MATERIAL SHOWN —
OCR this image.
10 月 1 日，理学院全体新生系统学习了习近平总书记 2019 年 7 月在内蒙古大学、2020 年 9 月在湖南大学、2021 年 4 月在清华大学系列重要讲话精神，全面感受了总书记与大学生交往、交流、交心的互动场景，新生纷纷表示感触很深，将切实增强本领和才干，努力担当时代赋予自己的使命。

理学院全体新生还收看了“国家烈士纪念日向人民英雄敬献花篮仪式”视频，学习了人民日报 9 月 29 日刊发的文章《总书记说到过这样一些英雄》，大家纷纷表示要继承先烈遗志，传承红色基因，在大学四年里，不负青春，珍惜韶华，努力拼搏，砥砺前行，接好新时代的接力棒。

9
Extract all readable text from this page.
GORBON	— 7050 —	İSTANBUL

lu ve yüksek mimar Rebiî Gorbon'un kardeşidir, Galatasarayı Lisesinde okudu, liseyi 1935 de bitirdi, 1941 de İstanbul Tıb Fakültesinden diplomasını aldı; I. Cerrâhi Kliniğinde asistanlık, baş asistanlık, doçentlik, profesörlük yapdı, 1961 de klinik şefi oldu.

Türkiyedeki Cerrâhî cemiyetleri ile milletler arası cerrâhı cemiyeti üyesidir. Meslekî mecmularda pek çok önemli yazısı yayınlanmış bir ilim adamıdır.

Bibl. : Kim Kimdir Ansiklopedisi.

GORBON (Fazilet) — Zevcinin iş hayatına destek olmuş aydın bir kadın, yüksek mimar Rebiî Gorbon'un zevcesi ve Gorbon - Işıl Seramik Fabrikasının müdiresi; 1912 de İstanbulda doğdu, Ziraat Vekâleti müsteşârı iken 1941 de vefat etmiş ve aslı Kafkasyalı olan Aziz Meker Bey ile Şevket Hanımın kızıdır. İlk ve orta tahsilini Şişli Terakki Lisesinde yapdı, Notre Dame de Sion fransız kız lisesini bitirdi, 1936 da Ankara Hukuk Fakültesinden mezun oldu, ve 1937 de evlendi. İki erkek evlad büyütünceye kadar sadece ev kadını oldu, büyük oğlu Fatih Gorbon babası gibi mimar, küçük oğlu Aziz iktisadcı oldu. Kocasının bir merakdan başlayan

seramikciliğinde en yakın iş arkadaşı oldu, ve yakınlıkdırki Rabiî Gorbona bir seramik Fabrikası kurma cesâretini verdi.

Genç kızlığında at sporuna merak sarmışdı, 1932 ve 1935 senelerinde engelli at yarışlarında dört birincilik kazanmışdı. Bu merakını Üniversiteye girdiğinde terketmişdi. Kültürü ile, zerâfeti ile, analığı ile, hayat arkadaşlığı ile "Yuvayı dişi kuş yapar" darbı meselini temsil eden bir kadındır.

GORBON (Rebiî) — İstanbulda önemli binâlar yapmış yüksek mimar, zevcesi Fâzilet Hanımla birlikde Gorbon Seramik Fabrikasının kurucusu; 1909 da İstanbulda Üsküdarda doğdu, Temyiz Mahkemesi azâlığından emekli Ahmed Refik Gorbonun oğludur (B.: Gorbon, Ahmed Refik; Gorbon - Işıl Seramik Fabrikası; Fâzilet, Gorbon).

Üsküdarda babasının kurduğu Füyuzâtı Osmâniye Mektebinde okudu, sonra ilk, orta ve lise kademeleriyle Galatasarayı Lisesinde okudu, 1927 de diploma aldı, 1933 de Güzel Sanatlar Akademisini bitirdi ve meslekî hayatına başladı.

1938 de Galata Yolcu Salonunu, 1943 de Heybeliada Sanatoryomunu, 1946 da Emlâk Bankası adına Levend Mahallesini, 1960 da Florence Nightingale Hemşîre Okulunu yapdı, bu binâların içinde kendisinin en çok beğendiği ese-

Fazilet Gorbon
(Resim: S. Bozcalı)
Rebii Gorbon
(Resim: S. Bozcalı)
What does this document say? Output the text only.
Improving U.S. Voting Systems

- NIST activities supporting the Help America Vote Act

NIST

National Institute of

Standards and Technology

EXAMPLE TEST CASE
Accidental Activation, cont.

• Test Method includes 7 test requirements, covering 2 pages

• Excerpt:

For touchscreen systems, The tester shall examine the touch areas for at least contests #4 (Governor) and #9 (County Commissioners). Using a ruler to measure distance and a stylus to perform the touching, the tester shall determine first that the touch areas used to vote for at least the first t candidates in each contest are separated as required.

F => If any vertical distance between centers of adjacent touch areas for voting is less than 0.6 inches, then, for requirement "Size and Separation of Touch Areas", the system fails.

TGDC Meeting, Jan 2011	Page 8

DIRECTIVE — Without leaving anything out, quote all the data.

THE OUTPUT —
OCR this image.
10 月 1 日，理学院全体新生系统学习了习近平总书记 2019 年 7 月在内蒙古大学、2020 年 9 月在湖南大学、2021 年 4 月在清华大学系列重要讲话精神，全面感受了总书记与大学生交往、交流、交心的互动场景，新生纷纷表示感触很深，将切实增强本领和才干，努力担当时代赋予自己的使命。

理学院全体新生还收看了“国家烈士纪念日向人民英雄敬献花篮仪式”视频，学习了人民日报 9 月 29 日刊发的文章《总书记说到过这样一些英雄》，大家纷纷表示要继承先烈遗志，传承红色基因，在大学四年里，不负青春，珍惜韶华，努力拼搏，砥砺前行，接好新时代的接力棒。

9
Extract all readable text from this page.
GORBON	— 7050 —	İSTANBUL

lu ve yüksek mimar Rebiî Gorbon'un kardeşidir, Galatasarayı Lisesinde okudu, liseyi 1935 de bitirdi, 1941 de İstanbul Tıb Fakültesinden diplomasını aldı; I. Cerrâhi Kliniğinde asistanlık, baş asistanlık, doçentlik, profesörlük yapdı, 1961 de klinik şefi oldu.

Türkiyedeki Cerrâhî cemiyetleri ile milletler arası cerrâhı cemiyeti üyesidir. Meslekî mecmularda pek çok önemli yazısı yayınlanmış bir ilim adamıdır.

Bibl. : Kim Kimdir Ansiklopedisi.

GORBON (Fazilet) — Zevcinin iş hayatına destek olmuş aydın bir kadın, yüksek mimar Rebiî Gorbon'un zevcesi ve Gorbon - Işıl Seramik Fabrikasının müdiresi; 1912 de İstanbulda doğdu, Ziraat Vekâleti müsteşârı iken 1941 de vefat etmiş ve aslı Kafkasyalı olan Aziz Meker Bey ile Şevket Hanımın kızıdır. İlk ve orta tahsilini Şişli Terakki Lisesinde yapdı, Notre Dame de Sion fransız kız lisesini bitirdi, 1936 da Ankara Hukuk Fakültesinden mezun oldu, ve 1937 de evlendi. İki erkek evlad büyütünceye kadar sadece ev kadını oldu, büyük oğlu Fatih Gorbon babası gibi mimar, küçük oğlu Aziz iktisadcı oldu. Kocasının bir merakdan başlayan

seramikciliğinde en yakın iş arkadaşı oldu, ve yakınlıkdırki Rabiî Gorbona bir seramik Fabrikası kurma cesâretini verdi.

Genç kızlığında at sporuna merak sarmışdı, 1932 ve 1935 senelerinde engelli at yarışlarında dört birincilik kazanmışdı. Bu merakını Üniversiteye girdiğinde terketmişdi. Kültürü ile, zerâfeti ile, analığı ile, hayat arkadaşlığı ile "Yuvayı dişi kuş yapar" darbı meselini temsil eden bir kadındır.

GORBON (Rebiî) — İstanbulda önemli binâlar yapmış yüksek mimar, zevcesi Fâzilet Hanımla birlikde Gorbon Seramik Fabrikasının kurucusu; 1909 da İstanbulda Üsküdarda doğdu, Temyiz Mahkemesi azâlığından emekli Ahmed Refik Gorbonun oğludur (B.: Gorbon, Ahmed Refik; Gorbon - Işıl Seramik Fabrikası; Fâzilet, Gorbon).

Üsküdarda babasının kurduğu Füyuzâtı Osmâniye Mektebinde okudu, sonra ilk, orta ve lise kademeleriyle Galatasarayı Lisesinde okudu, 1927 de diploma aldı, 1933 de Güzel Sanatlar Akademisini bitirdi ve meslekî hayatına başladı.

1938 de Galata Yolcu Salonunu, 1943 de Heybeliada Sanatoryomunu, 1946 da Emlâk Bankası adına Levend Mahallesini, 1960 da Florence Nightingale Hemşîre Okulunu yapdı, bu binâların içinde kendisinin en çok beğendiği ese-

Fazilet Gorbon
(Resim: S. Bozcalı)
Rebii Gorbon
(Resim: S. Bozcalı)
What does this document say? Output the text only.
Improving U.S. Voting Systems

- NIST activities supporting the Help America Vote Act

NIST

National Institute of

Standards and Technology

EXAMPLE TEST CASE
Accidental Activation, cont.

• Test Method includes 7 test requirements, covering 2 pages

• Excerpt:

For touchscreen systems, The tester shall examine the touch areas for at least contests #4 (Governor) and #9 (County Commissioners). Using a ruler to measure distance and a stylus to perform the touching, the tester shall determine first that the touch areas used to vote for at least the first t candidates in each contest are separated as required.

F => If any vertical distance between centers of adjacent touch areas for voting is less than 0.6 inches, then, for requirement "Size and Separation of Touch Areas", the system fails.

TGDC Meeting, Jan 2011	Page 8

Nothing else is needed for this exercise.